[A block of data]
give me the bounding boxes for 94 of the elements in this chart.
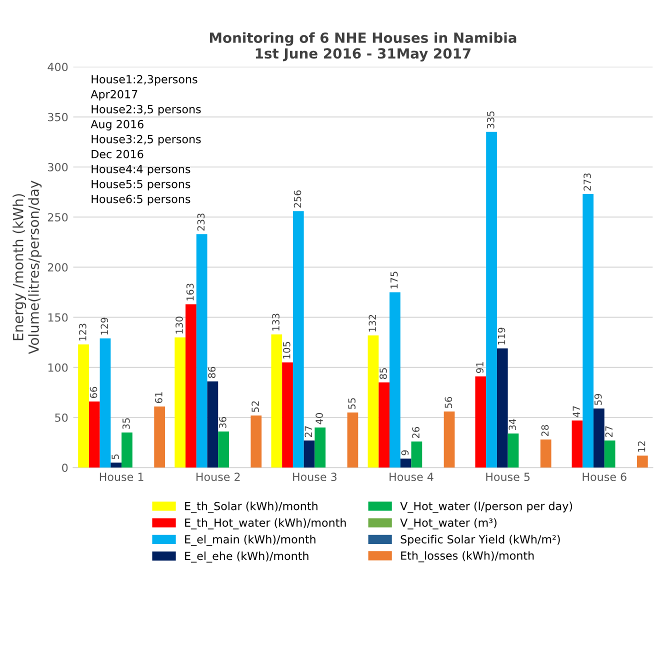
bar [400,458,412,468]
data-label: 273 [584,174,591,191]
y-tick-label: 100 [48,363,68,372]
y-tick-label: 250 [48,213,68,222]
data-label: 52 [252,401,259,412]
data-label: 119 [498,328,506,345]
data-label: 163 [186,284,194,300]
bar [378,382,390,468]
data-label: 34 [508,418,516,430]
data-label: 86 [208,366,216,378]
data-label: 40 [316,413,323,424]
bar [347,412,358,468]
data-label: 26 [412,427,420,438]
x-tick-label: House 4 [390,472,434,482]
text: House1:2,3persons Apr2017 House2:3,5 persons Aug 2016 House3:2,5 persons Dec 2016 House4:4 persons House5:5 persons House6:5 persons [90,75,201,206]
bar [174,337,186,468]
data-label: 35 [122,418,130,430]
data-label: 256 [294,190,302,208]
bar [122,432,132,468]
y-tick-label: 400 [48,62,68,72]
bar [207,381,218,468]
legend-label: V_Hot_water (m³) [400,518,496,530]
x-tick-label: House 1 [100,472,144,482]
legend-label: E_th_Hot_water (kWh)/month [185,518,346,530]
data-label: 123 [78,324,86,341]
bar [88,401,100,468]
data-label: 233 [197,214,205,231]
data-label: 133 [272,314,280,330]
bar [271,334,282,468]
legend-label: Specific Solar Yield (kWh/m²) [400,534,560,546]
bar [154,406,165,468]
bar [572,420,583,468]
chart-title: Monitoring of 6 NHE Houses in Namibia 1st June 2016 - 31May 2017 [210,32,516,62]
data-label: 47 [572,406,580,418]
legend-label: E_th_Solar (kWh)/month [185,502,318,513]
bar [218,432,229,468]
bar [304,440,315,468]
bar [411,442,422,468]
data-label: 12 [638,441,646,452]
bar [540,440,552,468]
bar [594,408,604,468]
data-label: 335 [486,111,494,128]
bar [110,462,122,468]
y-axis-title: Energy /month (kWh) Volume(litres/person/day [12,180,42,354]
y-tick-label: 200 [48,263,68,272]
data-label: 61 [155,392,162,404]
y-tick-label: 150 [48,313,68,322]
data-label: 27 [304,426,312,438]
y-tick-label: 350 [48,112,68,122]
bar [444,411,455,468]
x-tick-label: House 2 [196,472,240,482]
bar [78,344,89,468]
data-label: 56 [444,396,452,408]
y-tick-label: 50 [55,413,68,422]
legend-label: Eth_losses (kWh)/month [401,551,534,562]
bar [604,440,616,468]
data-label: 66 [90,386,98,398]
bar [582,194,594,468]
bar [282,362,293,468]
data-label: 28 [541,425,549,436]
data-label: 130 [176,316,183,334]
data-label: 175 [390,272,398,288]
legend-label: E_el_ehe (kWh)/month [185,552,308,563]
bar [314,428,326,468]
bar [496,348,508,468]
bar [508,434,519,468]
data-label: 59 [594,394,602,405]
bar [368,335,379,468]
data-label: 105 [282,342,290,359]
data-label: 9 [401,450,409,456]
bar [186,304,196,468]
legend-label: V_Hot_water (l/person per day) [400,502,572,513]
y-tick-label: 300 [48,162,68,172]
y-tick-label: 0 [62,464,68,472]
legend-label: E_el_main (kWh)/month [185,534,316,546]
x-tick-label: House 6 [582,472,626,482]
bar [100,338,111,468]
bar [292,211,304,468]
data-label: 85 [380,368,387,379]
data-label: 5 [112,454,119,460]
data-label: 55 [348,398,356,409]
x-tick-label: House 5 [486,472,530,482]
bar [250,415,262,468]
data-label: 91 [476,362,484,374]
data-label: 36 [219,416,226,428]
bar [486,132,497,468]
bar [475,376,486,468]
bar [636,456,648,468]
bar [196,234,208,468]
bar [390,292,400,468]
x-tick-label: House 3 [293,472,337,482]
data-label: 129 [100,318,108,334]
data-label: 132 [368,314,376,332]
data-label: 27 [605,426,613,438]
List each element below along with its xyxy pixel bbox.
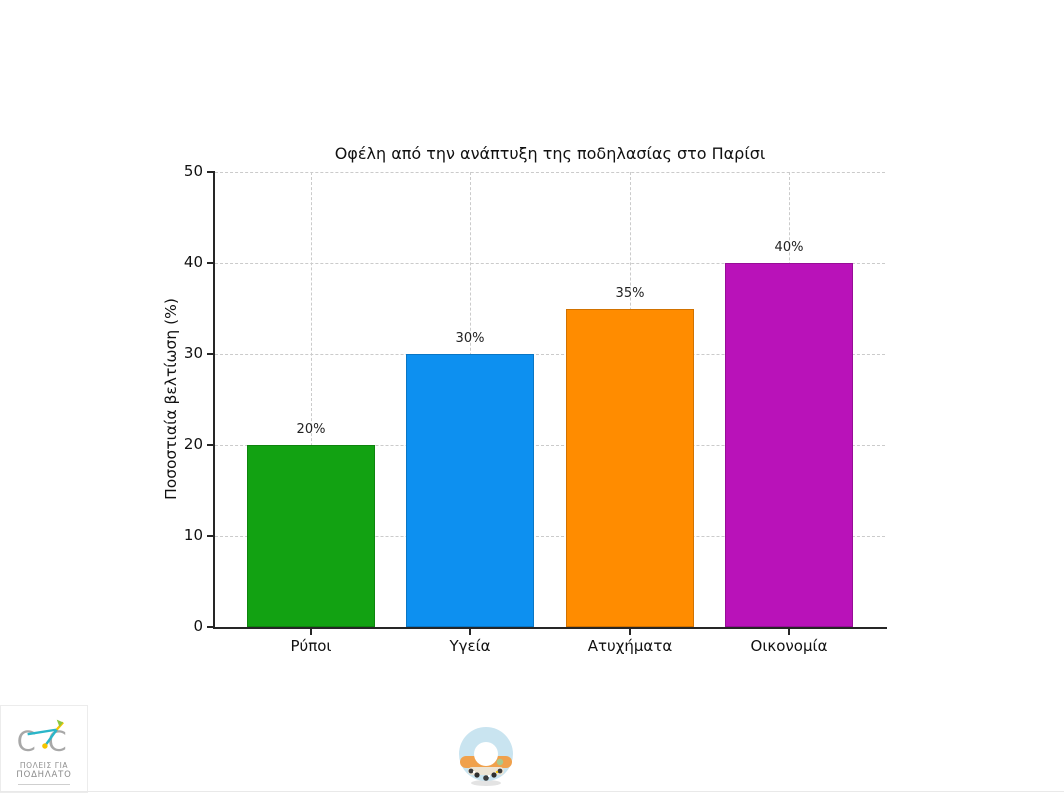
- x-tick-label: Οικονομία: [750, 637, 828, 655]
- logo-tagline-smallprint: [18, 784, 70, 785]
- bar-value-label: 40%: [774, 240, 804, 255]
- v-gridline: [311, 172, 312, 627]
- y-tick-mark: [207, 353, 213, 355]
- svg-text:C: C: [17, 727, 36, 756]
- y-axis-label: Ποσοστιαία βελτίωση (%): [162, 298, 180, 500]
- y-tick-label: 50: [183, 162, 203, 180]
- y-tick-label: 20: [183, 435, 203, 453]
- y-tick-mark: [207, 262, 213, 264]
- x-tick-mark: [469, 629, 471, 635]
- bar-value-label: 35%: [615, 286, 645, 301]
- bar-value-label: 30%: [455, 331, 485, 346]
- bar-value-label: 20%: [296, 422, 326, 437]
- x-tick-label: Ατυχήματα: [587, 637, 673, 655]
- y-tick-mark: [207, 535, 213, 537]
- y-tick-mark: [207, 626, 213, 628]
- page-bottom-divider: [0, 791, 1064, 792]
- y-tick-mark: [207, 171, 213, 173]
- chart-title: Οφέλη από την ανάπτυξη της ποδηλασίας στ…: [334, 144, 766, 163]
- h-gridline: [215, 263, 885, 264]
- logo-text-line1: ΠΟΛΕΙΣ ΓΙΑ: [19, 761, 69, 770]
- bar-2: [406, 354, 534, 627]
- h-gridline: [215, 445, 885, 446]
- y-tick-label: 40: [183, 253, 203, 271]
- x-tick-mark: [788, 629, 790, 635]
- x-tick-label: Ρύποι: [290, 637, 332, 655]
- h-gridline: [215, 172, 885, 173]
- x-tick-mark: [629, 629, 631, 635]
- y-tick-label: 10: [183, 526, 203, 544]
- y-axis-spine: [213, 171, 215, 629]
- x-tick-label: Υγεία: [449, 637, 491, 655]
- y-tick-label: 0: [193, 617, 203, 635]
- bar-1: [247, 445, 375, 627]
- x-axis-spine: [213, 627, 887, 629]
- x-tick-mark: [310, 629, 312, 635]
- y-tick-label: 30: [183, 344, 203, 362]
- logo-text-line2: ΠΟΔΗΛΑΤΟ: [16, 770, 72, 780]
- h-gridline: [215, 354, 885, 355]
- h-gridline: [215, 536, 885, 537]
- bar-3: [566, 309, 694, 627]
- y-tick-mark: [207, 444, 213, 446]
- footer-logo-box: C C ΠΟΛΕΙΣ ΓΙΑ ΠΟΔΗΛΑΤΟ: [0, 705, 88, 793]
- bar-4: [725, 263, 853, 627]
- bicycle-logo-icon: C C: [17, 719, 67, 758]
- ring-emblem-icon: [454, 726, 518, 788]
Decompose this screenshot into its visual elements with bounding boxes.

- **Stated goal**: Print every line of the data above word for word, leaving out the pictures.

- **Reply to the exercise**:
give me the bounding boxes for 94 of the elements in this chart.
bar [400,458,412,468]
data-label: 273 [584,174,591,191]
y-tick-label: 100 [48,363,68,372]
y-tick-label: 250 [48,213,68,222]
data-label: 52 [252,401,259,412]
data-label: 119 [498,328,506,345]
data-label: 163 [186,284,194,300]
bar [378,382,390,468]
data-label: 34 [508,418,516,430]
data-label: 86 [208,366,216,378]
data-label: 40 [316,413,323,424]
bar [347,412,358,468]
data-label: 26 [412,427,420,438]
x-tick-label: House 4 [390,472,434,482]
text: House1:2,3persons Apr2017 House2:3,5 persons Aug 2016 House3:2,5 persons Dec 2016 House4:4 persons House5:5 persons House6:5 persons [90,75,201,206]
bar [174,337,186,468]
data-label: 35 [122,418,130,430]
data-label: 256 [294,190,302,208]
bar [122,432,132,468]
y-tick-label: 400 [48,62,68,72]
bar [207,381,218,468]
legend-label: V_Hot_water (m³) [400,518,496,530]
x-tick-label: House 1 [100,472,144,482]
legend-label: E_th_Hot_water (kWh)/month [185,518,346,530]
data-label: 123 [78,324,86,341]
bar [88,401,100,468]
data-label: 233 [197,214,205,231]
data-label: 133 [272,314,280,330]
bar [271,334,282,468]
legend-label: Specific Solar Yield (kWh/m²) [400,534,560,546]
bar [154,406,165,468]
bar [572,420,583,468]
chart-title: Monitoring of 6 NHE Houses in Namibia 1st June 2016 - 31May 2017 [210,32,516,62]
data-label: 47 [572,406,580,418]
legend-label: E_th_Solar (kWh)/month [185,502,318,513]
bar [218,432,229,468]
bar [304,440,315,468]
bar [411,442,422,468]
data-label: 12 [638,441,646,452]
bar [540,440,552,468]
bar [594,408,604,468]
data-label: 335 [486,111,494,128]
bar [110,462,122,468]
y-axis-title: Energy /month (kWh) Volume(litres/person/day [12,180,42,354]
y-tick-label: 200 [48,263,68,272]
data-label: 61 [155,392,162,404]
y-tick-label: 150 [48,313,68,322]
data-label: 27 [304,426,312,438]
y-tick-label: 350 [48,112,68,122]
bar [444,411,455,468]
x-tick-label: House 2 [196,472,240,482]
bar [78,344,89,468]
data-label: 56 [444,396,452,408]
y-tick-label: 50 [55,413,68,422]
legend-label: Eth_losses (kWh)/month [401,551,534,562]
bar [604,440,616,468]
data-label: 66 [90,386,98,398]
bar [582,194,594,468]
bar [282,362,293,468]
data-label: 28 [541,425,549,436]
data-label: 130 [176,316,183,334]
data-label: 175 [390,272,398,288]
legend-label: E_el_ehe (kWh)/month [185,552,308,563]
bar [314,428,326,468]
bar [496,348,508,468]
bar [508,434,519,468]
data-label: 59 [594,394,602,405]
bar [368,335,379,468]
data-label: 105 [282,342,290,359]
data-label: 9 [401,450,409,456]
bar [186,304,196,468]
legend-label: V_Hot_water (l/person per day) [400,502,572,513]
y-tick-label: 300 [48,162,68,172]
y-tick-label: 0 [62,464,68,472]
legend-label: E_el_main (kWh)/month [185,534,316,546]
x-tick-label: House 6 [582,472,626,482]
bar [100,338,111,468]
bar [292,211,304,468]
data-label: 85 [380,368,387,379]
data-label: 5 [112,454,119,460]
data-label: 55 [348,398,356,409]
x-tick-label: House 5 [486,472,530,482]
bar [250,415,262,468]
data-label: 91 [476,362,484,374]
data-label: 36 [219,416,226,428]
bar [486,132,497,468]
bar [475,376,486,468]
bar [636,456,648,468]
bar [196,234,208,468]
bar [390,292,400,468]
x-tick-label: House 3 [293,472,337,482]
data-label: 129 [100,318,108,334]
data-label: 132 [368,314,376,332]
data-label: 27 [605,426,613,438]
List each element below along with its xyxy pixel bbox.
- x-tick-label: Οικονομία: [750, 637, 828, 655]
- logo-tagline-smallprint: [18, 784, 70, 785]
- bar-value-label: 40%: [774, 240, 804, 255]
- v-gridline: [311, 172, 312, 627]
- y-tick-mark: [207, 353, 213, 355]
- svg-text:C: C: [17, 727, 36, 756]
- y-axis-label: Ποσοστιαία βελτίωση (%): [162, 298, 180, 500]
- y-tick-label: 50: [183, 162, 203, 180]
- y-tick-label: 20: [183, 435, 203, 453]
- y-tick-mark: [207, 262, 213, 264]
- x-tick-mark: [469, 629, 471, 635]
- bar-value-label: 35%: [615, 286, 645, 301]
- bar-value-label: 30%: [455, 331, 485, 346]
- bar-value-label: 20%: [296, 422, 326, 437]
- x-tick-label: Ατυχήματα: [587, 637, 673, 655]
- y-tick-mark: [207, 535, 213, 537]
- y-tick-mark: [207, 626, 213, 628]
- page-bottom-divider: [0, 791, 1064, 792]
- y-tick-mark: [207, 171, 213, 173]
- chart-title: Οφέλη από την ανάπτυξη της ποδηλασίας στ…: [334, 144, 766, 163]
- h-gridline: [215, 263, 885, 264]
- logo-text-line1: ΠΟΛΕΙΣ ΓΙΑ: [19, 761, 69, 770]
- bar-2: [406, 354, 534, 627]
- h-gridline: [215, 445, 885, 446]
- y-tick-label: 40: [183, 253, 203, 271]
- x-tick-mark: [788, 629, 790, 635]
- x-tick-label: Ρύποι: [290, 637, 332, 655]
- h-gridline: [215, 172, 885, 173]
- x-tick-mark: [629, 629, 631, 635]
- y-tick-label: 10: [183, 526, 203, 544]
- y-axis-spine: [213, 171, 215, 629]
- x-tick-label: Υγεία: [449, 637, 491, 655]
- y-tick-label: 0: [193, 617, 203, 635]
- bar-1: [247, 445, 375, 627]
- x-axis-spine: [213, 627, 887, 629]
- x-tick-mark: [310, 629, 312, 635]
- y-tick-label: 30: [183, 344, 203, 362]
- logo-text-line2: ΠΟΔΗΛΑΤΟ: [16, 770, 72, 780]
- h-gridline: [215, 354, 885, 355]
- h-gridline: [215, 536, 885, 537]
- bar-3: [566, 309, 694, 627]
- y-tick-mark: [207, 444, 213, 446]
- footer-logo-box: C C ΠΟΛΕΙΣ ΓΙΑ ΠΟΔΗΛΑΤΟ: [0, 705, 88, 793]
- bar-4: [725, 263, 853, 627]
- bicycle-logo-icon: C C: [17, 719, 67, 758]
- ring-emblem-icon: [454, 726, 518, 788]
Decompose this screenshot into its visual elements with bounding boxes.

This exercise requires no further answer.